> [WRITTEN REQUEST]:
Identify all lines in the data containing the string "Papel". Copy them out.

> [INPUT RECORDS]:
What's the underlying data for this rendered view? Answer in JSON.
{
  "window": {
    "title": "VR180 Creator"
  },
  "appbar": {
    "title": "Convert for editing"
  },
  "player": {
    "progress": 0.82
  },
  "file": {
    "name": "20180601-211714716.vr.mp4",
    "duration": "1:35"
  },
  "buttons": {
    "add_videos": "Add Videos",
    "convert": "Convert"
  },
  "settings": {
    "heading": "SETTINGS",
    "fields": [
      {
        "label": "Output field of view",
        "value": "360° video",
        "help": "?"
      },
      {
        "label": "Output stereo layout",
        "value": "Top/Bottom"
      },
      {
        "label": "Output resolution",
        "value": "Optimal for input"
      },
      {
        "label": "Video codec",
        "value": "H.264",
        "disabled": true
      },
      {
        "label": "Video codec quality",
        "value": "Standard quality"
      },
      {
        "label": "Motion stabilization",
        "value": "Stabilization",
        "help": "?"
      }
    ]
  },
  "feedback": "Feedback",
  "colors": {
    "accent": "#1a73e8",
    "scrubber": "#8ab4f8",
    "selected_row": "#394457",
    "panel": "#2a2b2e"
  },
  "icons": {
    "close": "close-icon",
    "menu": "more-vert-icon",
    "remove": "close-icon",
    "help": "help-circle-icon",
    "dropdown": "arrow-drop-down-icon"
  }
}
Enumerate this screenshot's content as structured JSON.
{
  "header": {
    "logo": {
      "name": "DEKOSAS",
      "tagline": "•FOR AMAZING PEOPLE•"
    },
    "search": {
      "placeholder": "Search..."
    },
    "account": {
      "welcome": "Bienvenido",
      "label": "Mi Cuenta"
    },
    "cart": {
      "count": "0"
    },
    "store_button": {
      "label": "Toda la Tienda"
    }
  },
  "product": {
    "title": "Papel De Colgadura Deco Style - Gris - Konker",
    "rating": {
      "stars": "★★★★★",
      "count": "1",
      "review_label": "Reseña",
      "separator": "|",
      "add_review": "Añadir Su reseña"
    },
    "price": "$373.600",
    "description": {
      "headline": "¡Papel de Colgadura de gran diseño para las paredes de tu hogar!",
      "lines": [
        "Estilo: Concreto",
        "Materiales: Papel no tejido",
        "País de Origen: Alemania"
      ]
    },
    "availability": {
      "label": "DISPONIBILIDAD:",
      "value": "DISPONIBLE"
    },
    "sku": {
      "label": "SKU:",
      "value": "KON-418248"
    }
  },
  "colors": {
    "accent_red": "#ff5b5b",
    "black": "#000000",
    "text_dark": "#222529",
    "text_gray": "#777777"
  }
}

> [FULL RESPONSE]:
    "title": "Papel De Colgadura Deco Style - Gris - Konker",
      "headline": "¡Papel de Colgadura de gran diseño para las paredes de tu hogar!",
        "Materiales: Papel no tejido",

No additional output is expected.